- _EXERCISE DIRECTIONS_:
Write out the records that appear below, verbatim and complete, but without pictures.
--- Start DATA FOR THIS EXERCISE ---
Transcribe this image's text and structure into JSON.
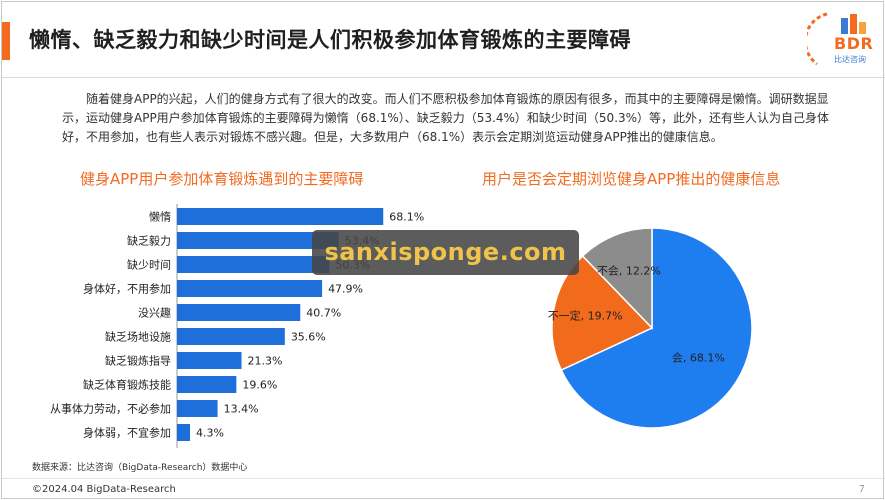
{
  "header": {
    "title": "懒惰、缺乏毅力和缺少时间是人们积极参加体育锻炼的主要障碍",
    "logo_text": "BDR",
    "logo_sub": "比达咨询"
  },
  "intro": "随着健身APP的兴起，人们的健身方式有了很大的改变。而人们不愿积极参加体育锻炼的原因有很多，而其中的主要障碍是懒惰。调研数据显示，运动健身APP用户参加体育锻炼的主要障碍为懒惰（68.1%）、缺乏毅力（53.4%）和缺少时间（50.3%）等，此外，还有些人认为自己身体好，不用参加，也有些人表示对锻炼不感兴趣。但是，大多数用户（68.1%）表示会定期浏览运动健身APP推出的健康信息。",
  "colors": {
    "accent": "#f26b21",
    "bar": "#1e6fd9",
    "pie_yes": "#1e7ef0",
    "pie_maybe": "#f26b1d",
    "pie_no": "#8c8c8c"
  },
  "chart_data": [
    {
      "type": "bar",
      "title": "健身APP用户参加体育锻炼遇到的主要障碍",
      "orientation": "horizontal",
      "categories": [
        "懒惰",
        "缺乏毅力",
        "缺少时间",
        "身体好，不用参加",
        "没兴趣",
        "缺乏场地设施",
        "缺乏锻炼指导",
        "缺乏体育锻炼技能",
        "从事体力劳动，不必参加",
        "身体弱，不宜参加"
      ],
      "values": [
        68.1,
        53.4,
        50.3,
        47.9,
        40.7,
        35.6,
        21.3,
        19.6,
        13.4,
        4.3
      ],
      "value_labels": [
        "68.1%",
        "53.4%",
        "50.3%",
        "47.9%",
        "40.7%",
        "35.6%",
        "21.3%",
        "19.6%",
        "13.4%",
        "4.3%"
      ],
      "xlim": [
        0,
        70
      ]
    },
    {
      "type": "pie",
      "title": "用户是否会定期浏览健身APP推出的健康信息",
      "labels": [
        "会",
        "不一定",
        "不会"
      ],
      "values": [
        68.1,
        19.7,
        12.2
      ],
      "value_labels": [
        "会, 68.1%",
        "不一定, 19.7%",
        "不会, 12.2%"
      ]
    }
  ],
  "source": "数据来源：比达咨询（BigData-Research）数据中心",
  "footer": "©2024.04 BigData-Research",
  "page_number": "7",
  "watermark": "sanxisponge.com"
}
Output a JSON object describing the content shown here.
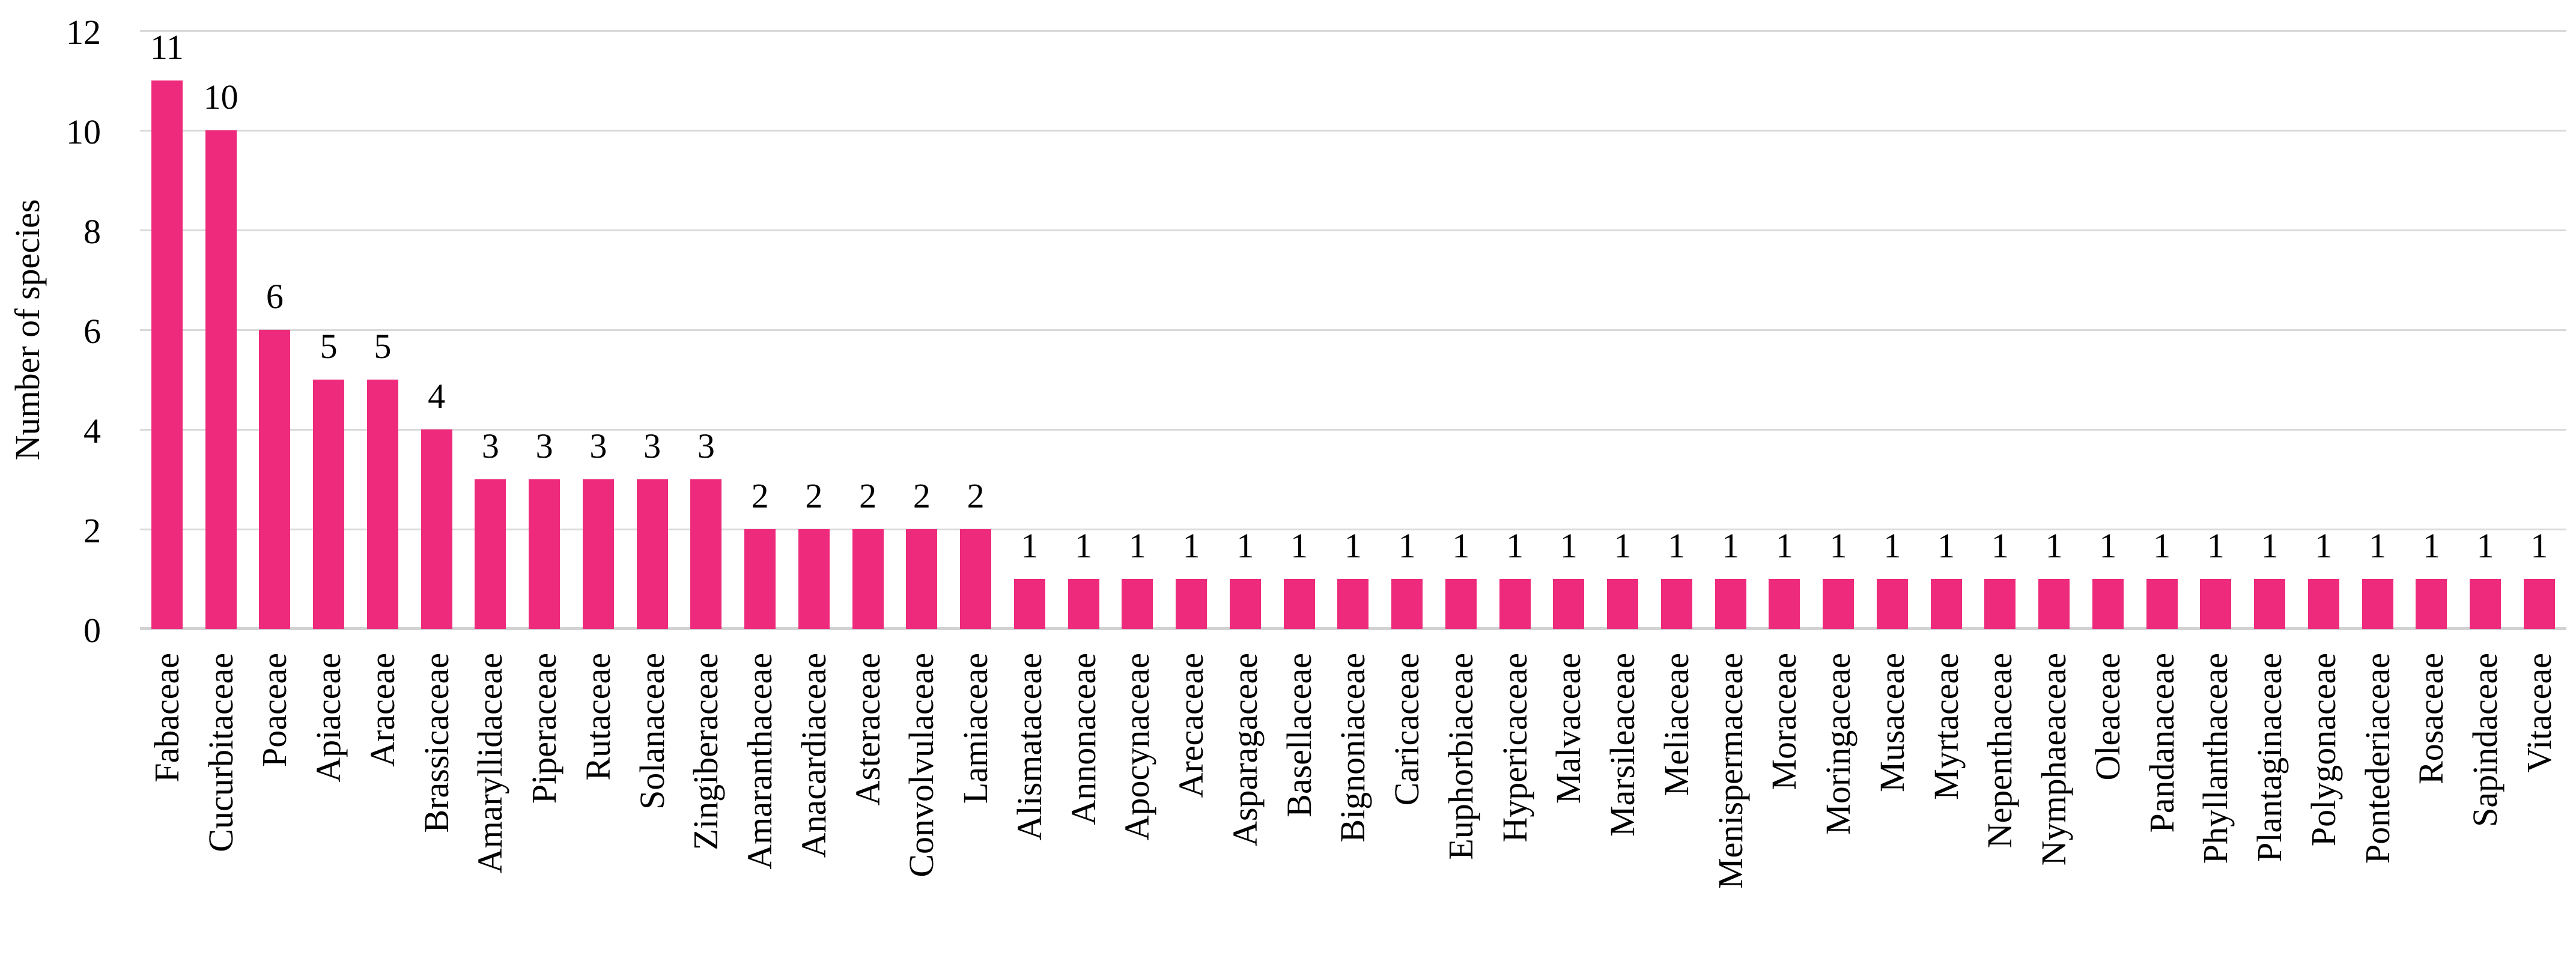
{
  "colors": {
    "bar": "#EE2A7C",
    "gridline": "#DADADA",
    "axis_line": "#D2D2D2",
    "text": "#000000",
    "background": "#FFFFFF"
  },
  "chart_data": {
    "type": "bar",
    "title": "",
    "xlabel": "",
    "ylabel": "Number of species",
    "ylim": [
      0,
      12
    ],
    "yticks": [
      0,
      2,
      4,
      6,
      8,
      10,
      12
    ],
    "grid": "horizontal gridlines on",
    "legend_position": "none",
    "data_labels_shown": true,
    "categories": [
      "Fabaceae",
      "Cucurbitaceae",
      "Poaceae",
      "Apiaceae",
      "Araceae",
      "Brassicaceae",
      "Amaryllidaceae",
      "Piperaceae",
      "Rutaceae",
      "Solanaceae",
      "Zingiberaceae",
      "Amaranthaceae",
      "Anacardiaceae",
      "Asteraceae",
      "Convolvulaceae",
      "Lamiaceae",
      "Alismataceae",
      "Annonaceae",
      "Apocynaceae",
      "Arecaceae",
      "Asparagaceae",
      "Basellaceae",
      "Bignoniaceae",
      "Caricaceae",
      "Euphorbiaceae",
      "Hypericaceae",
      "Malvaceae",
      "Marsileaceae",
      "Meliaceae",
      "Menispermaceae",
      "Moraceae",
      "Moringaceae",
      "Musaceae",
      "Myrtaceae",
      "Nepenthaceae",
      "Nymphaeaceae",
      "Oleaceae",
      "Pandanaceae",
      "Phyllanthaceae",
      "Plantaginaceae",
      "Polygonaceae",
      "Pontederiaceae",
      "Rosaceae",
      "Sapindaceae",
      "Vitaceae"
    ],
    "values": [
      11,
      10,
      6,
      5,
      5,
      4,
      3,
      3,
      3,
      3,
      3,
      2,
      2,
      2,
      2,
      2,
      1,
      1,
      1,
      1,
      1,
      1,
      1,
      1,
      1,
      1,
      1,
      1,
      1,
      1,
      1,
      1,
      1,
      1,
      1,
      1,
      1,
      1,
      1,
      1,
      1,
      1,
      1,
      1,
      1
    ]
  }
}
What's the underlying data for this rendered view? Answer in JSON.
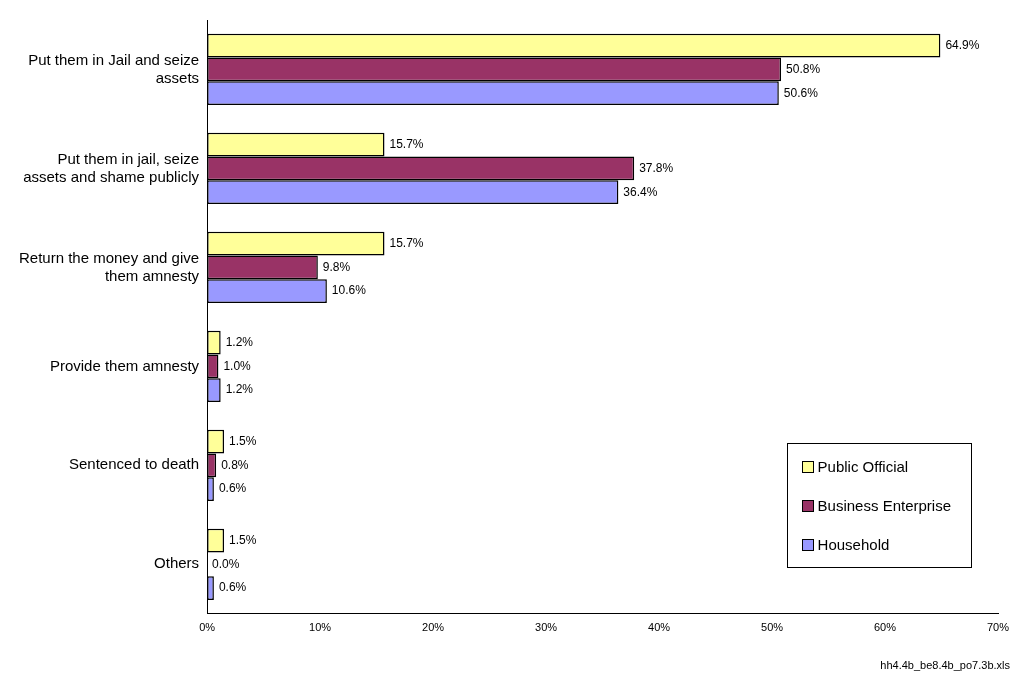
{
  "chart_data": {
    "type": "bar",
    "orientation": "horizontal",
    "categories": [
      "Put them in Jail and seize assets",
      "Put them in jail, seize assets and shame publicly",
      "Return the money and give them amnesty",
      "Provide them amnesty",
      "Sentenced to death",
      "Others"
    ],
    "series": [
      {
        "name": "Public Official",
        "color": "#ffff99",
        "values": [
          64.9,
          15.7,
          15.7,
          1.2,
          1.5,
          1.5
        ],
        "value_labels": [
          "64.9%",
          "15.7%",
          "15.7%",
          "1.2%",
          "1.5%",
          "1.5%"
        ]
      },
      {
        "name": "Business Enterprise",
        "color": "#993366",
        "values": [
          50.8,
          37.8,
          9.8,
          1.0,
          0.8,
          0.0
        ],
        "value_labels": [
          "50.8%",
          "37.8%",
          "9.8%",
          "1.0%",
          "0.8%",
          "0.0%"
        ]
      },
      {
        "name": "Household",
        "color": "#9999ff",
        "values": [
          50.6,
          36.4,
          10.6,
          1.2,
          0.6,
          0.6
        ],
        "value_labels": [
          "50.6%",
          "36.4%",
          "10.6%",
          "1.2%",
          "0.6%",
          "0.6%"
        ]
      }
    ],
    "xlim": [
      0,
      70
    ],
    "xticks": [
      {
        "value": 0,
        "label": "0%"
      },
      {
        "value": 10,
        "label": "10%"
      },
      {
        "value": 20,
        "label": "20%"
      },
      {
        "value": 30,
        "label": "30%"
      },
      {
        "value": 40,
        "label": "40%"
      },
      {
        "value": 50,
        "label": "50%"
      },
      {
        "value": 60,
        "label": "60%"
      },
      {
        "value": 70,
        "label": "70%"
      }
    ],
    "grid": false,
    "legend": "bottom right",
    "annotations": [
      "hh4.4b_be8.4b_po7.3b.xls"
    ]
  }
}
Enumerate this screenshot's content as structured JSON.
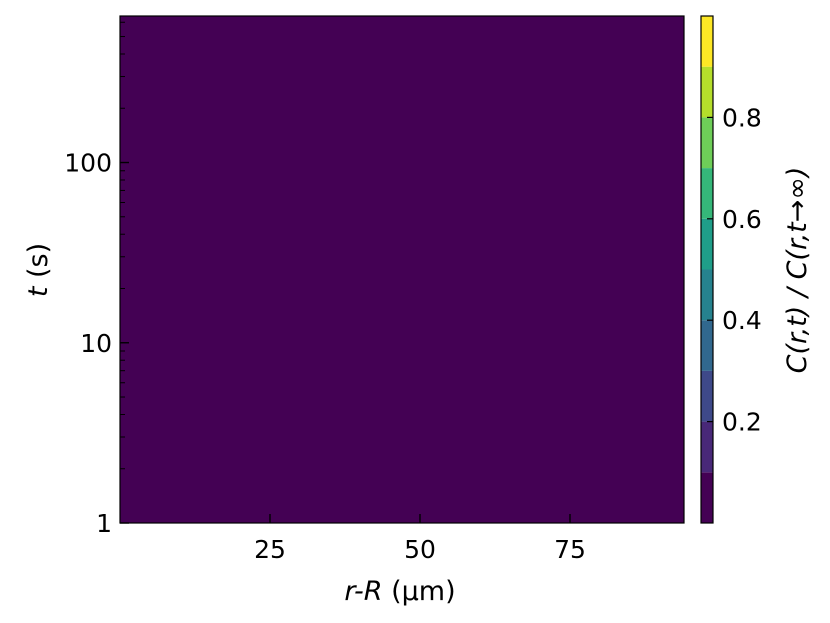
{
  "chart_data": {
    "type": "heatmap",
    "subtype": "filled-contour",
    "colormap": "viridis",
    "xlabel_var": "r-R",
    "xlabel_unit": " (µm)",
    "ylabel_var": "t",
    "ylabel_unit": " (s)",
    "colorbar_label": "C(r,t) / C(r,t→∞)",
    "x_range": [
      0,
      94
    ],
    "y_range": [
      1,
      650
    ],
    "y_scale": "log",
    "x_ticks": [
      25,
      50,
      75
    ],
    "x_tick_labels": [
      "25",
      "50",
      "75"
    ],
    "y_ticks": [
      1,
      10,
      100
    ],
    "y_tick_labels": [
      "1",
      "10",
      "100"
    ],
    "colorbar_range": [
      0,
      1
    ],
    "colorbar_ticks": [
      0.2,
      0.4,
      0.6,
      0.8
    ],
    "colorbar_tick_labels": [
      "0.2",
      "0.4",
      "0.6",
      "0.8"
    ],
    "contour_levels": [
      0.0,
      0.1,
      0.2,
      0.3,
      0.4,
      0.5,
      0.6,
      0.7,
      0.8,
      0.9,
      1.0
    ],
    "level_colors": [
      "#440154",
      "#482878",
      "#3e4989",
      "#31688e",
      "#26828e",
      "#1f9e89",
      "#35b779",
      "#6ece58",
      "#b5de2b",
      "#fde725"
    ],
    "highlight_contours": [
      {
        "level": 0.9,
        "color": "#000000"
      },
      {
        "level": 0.1,
        "color": "#ffffff"
      }
    ],
    "grid": false
  }
}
--- End DATA FOR THIS EXERCISE ---
- _EXERCISE OUTPUT_:
Transcribe this image's text and structure into JSON.
{
  "header": {
    "title": "懒惰、缺乏毅力和缺少时间是人们积极参加体育锻炼的主要障碍",
    "logo_text": "BDR",
    "logo_sub": "比达咨询"
  },
  "intro": "随着健身APP的兴起，人们的健身方式有了很大的改变。而人们不愿积极参加体育锻炼的原因有很多，而其中的主要障碍是懒惰。调研数据显示，运动健身APP用户参加体育锻炼的主要障碍为懒惰（68.1%）、缺乏毅力（53.4%）和缺少时间（50.3%）等，此外，还有些人认为自己身体好，不用参加，也有些人表示对锻炼不感兴趣。但是，大多数用户（68.1%）表示会定期浏览运动健身APP推出的健康信息。",
  "colors": {
    "accent": "#f26b21",
    "bar": "#1e6fd9",
    "pie_yes": "#1e7ef0",
    "pie_maybe": "#f26b1d",
    "pie_no": "#8c8c8c"
  },
  "chart_data": [
    {
      "type": "bar",
      "title": "健身APP用户参加体育锻炼遇到的主要障碍",
      "orientation": "horizontal",
      "categories": [
        "懒惰",
        "缺乏毅力",
        "缺少时间",
        "身体好，不用参加",
        "没兴趣",
        "缺乏场地设施",
        "缺乏锻炼指导",
        "缺乏体育锻炼技能",
        "从事体力劳动，不必参加",
        "身体弱，不宜参加"
      ],
      "values": [
        68.1,
        53.4,
        50.3,
        47.9,
        40.7,
        35.6,
        21.3,
        19.6,
        13.4,
        4.3
      ],
      "value_labels": [
        "68.1%",
        "53.4%",
        "50.3%",
        "47.9%",
        "40.7%",
        "35.6%",
        "21.3%",
        "19.6%",
        "13.4%",
        "4.3%"
      ],
      "xlim": [
        0,
        70
      ]
    },
    {
      "type": "pie",
      "title": "用户是否会定期浏览健身APP推出的健康信息",
      "labels": [
        "会",
        "不一定",
        "不会"
      ],
      "values": [
        68.1,
        19.7,
        12.2
      ],
      "value_labels": [
        "会, 68.1%",
        "不一定, 19.7%",
        "不会, 12.2%"
      ]
    }
  ],
  "source": "数据来源：比达咨询（BigData-Research）数据中心",
  "footer": "©2024.04 BigData-Research",
  "page_number": "7",
  "watermark": "sanxisponge.com"
}
Output a JSON object describing the content shown here.
{
  "colors": {
    "bar": "#EE2A7C",
    "gridline": "#DADADA",
    "axis_line": "#D2D2D2",
    "text": "#000000",
    "background": "#FFFFFF"
  },
  "chart_data": {
    "type": "bar",
    "title": "",
    "xlabel": "",
    "ylabel": "Number of species",
    "ylim": [
      0,
      12
    ],
    "yticks": [
      0,
      2,
      4,
      6,
      8,
      10,
      12
    ],
    "grid": "horizontal gridlines on",
    "legend_position": "none",
    "data_labels_shown": true,
    "categories": [
      "Fabaceae",
      "Cucurbitaceae",
      "Poaceae",
      "Apiaceae",
      "Araceae",
      "Brassicaceae",
      "Amaryllidaceae",
      "Piperaceae",
      "Rutaceae",
      "Solanaceae",
      "Zingiberaceae",
      "Amaranthaceae",
      "Anacardiaceae",
      "Asteraceae",
      "Convolvulaceae",
      "Lamiaceae",
      "Alismataceae",
      "Annonaceae",
      "Apocynaceae",
      "Arecaceae",
      "Asparagaceae",
      "Basellaceae",
      "Bignoniaceae",
      "Caricaceae",
      "Euphorbiaceae",
      "Hypericaceae",
      "Malvaceae",
      "Marsileaceae",
      "Meliaceae",
      "Menispermaceae",
      "Moraceae",
      "Moringaceae",
      "Musaceae",
      "Myrtaceae",
      "Nepenthaceae",
      "Nymphaeaceae",
      "Oleaceae",
      "Pandanaceae",
      "Phyllanthaceae",
      "Plantaginaceae",
      "Polygonaceae",
      "Pontederiaceae",
      "Rosaceae",
      "Sapindaceae",
      "Vitaceae"
    ],
    "values": [
      11,
      10,
      6,
      5,
      5,
      4,
      3,
      3,
      3,
      3,
      3,
      2,
      2,
      2,
      2,
      2,
      1,
      1,
      1,
      1,
      1,
      1,
      1,
      1,
      1,
      1,
      1,
      1,
      1,
      1,
      1,
      1,
      1,
      1,
      1,
      1,
      1,
      1,
      1,
      1,
      1,
      1,
      1,
      1,
      1
    ]
  }
}
What's the underlying data for this rendered view? Answer in JSON.
{
  "chart_data": {
    "type": "bar",
    "orientation": "horizontal",
    "categories": [
      "Put them in Jail and seize assets",
      "Put them in jail, seize assets and shame publicly",
      "Return the money and give them amnesty",
      "Provide them amnesty",
      "Sentenced to death",
      "Others"
    ],
    "series": [
      {
        "name": "Public Official",
        "color": "#ffff99",
        "values": [
          64.9,
          15.7,
          15.7,
          1.2,
          1.5,
          1.5
        ],
        "value_labels": [
          "64.9%",
          "15.7%",
          "15.7%",
          "1.2%",
          "1.5%",
          "1.5%"
        ]
      },
      {
        "name": "Business Enterprise",
        "color": "#993366",
        "values": [
          50.8,
          37.8,
          9.8,
          1.0,
          0.8,
          0.0
        ],
        "value_labels": [
          "50.8%",
          "37.8%",
          "9.8%",
          "1.0%",
          "0.8%",
          "0.0%"
        ]
      },
      {
        "name": "Household",
        "color": "#9999ff",
        "values": [
          50.6,
          36.4,
          10.6,
          1.2,
          0.6,
          0.6
        ],
        "value_labels": [
          "50.6%",
          "36.4%",
          "10.6%",
          "1.2%",
          "0.6%",
          "0.6%"
        ]
      }
    ],
    "xlim": [
      0,
      70
    ],
    "xticks": [
      {
        "value": 0,
        "label": "0%"
      },
      {
        "value": 10,
        "label": "10%"
      },
      {
        "value": 20,
        "label": "20%"
      },
      {
        "value": 30,
        "label": "30%"
      },
      {
        "value": 40,
        "label": "40%"
      },
      {
        "value": 50,
        "label": "50%"
      },
      {
        "value": 60,
        "label": "60%"
      },
      {
        "value": 70,
        "label": "70%"
      }
    ],
    "grid": false,
    "legend": "bottom right",
    "annotations": [
      "hh4.4b_be8.4b_po7.3b.xls"
    ]
  }
}
Enumerate this screenshot's content as structured JSON.
{
  "chart_data": {
    "type": "heatmap",
    "subtype": "filled-contour",
    "colormap": "viridis",
    "xlabel_var": "r-R",
    "xlabel_unit": " (µm)",
    "ylabel_var": "t",
    "ylabel_unit": " (s)",
    "colorbar_label": "C(r,t) / C(r,t→∞)",
    "x_range": [
      0,
      94
    ],
    "y_range": [
      1,
      650
    ],
    "y_scale": "log",
    "x_ticks": [
      25,
      50,
      75
    ],
    "x_tick_labels": [
      "25",
      "50",
      "75"
    ],
    "y_ticks": [
      1,
      10,
      100
    ],
    "y_tick_labels": [
      "1",
      "10",
      "100"
    ],
    "colorbar_range": [
      0,
      1
    ],
    "colorbar_ticks": [
      0.2,
      0.4,
      0.6,
      0.8
    ],
    "colorbar_tick_labels": [
      "0.2",
      "0.4",
      "0.6",
      "0.8"
    ],
    "contour_levels": [
      0.0,
      0.1,
      0.2,
      0.3,
      0.4,
      0.5,
      0.6,
      0.7,
      0.8,
      0.9,
      1.0
    ],
    "level_colors": [
      "#440154",
      "#482878",
      "#3e4989",
      "#31688e",
      "#26828e",
      "#1f9e89",
      "#35b779",
      "#6ece58",
      "#b5de2b",
      "#fde725"
    ],
    "highlight_contours": [
      {
        "level": 0.9,
        "color": "#000000"
      },
      {
        "level": 0.1,
        "color": "#ffffff"
      }
    ],
    "grid": false
  }
}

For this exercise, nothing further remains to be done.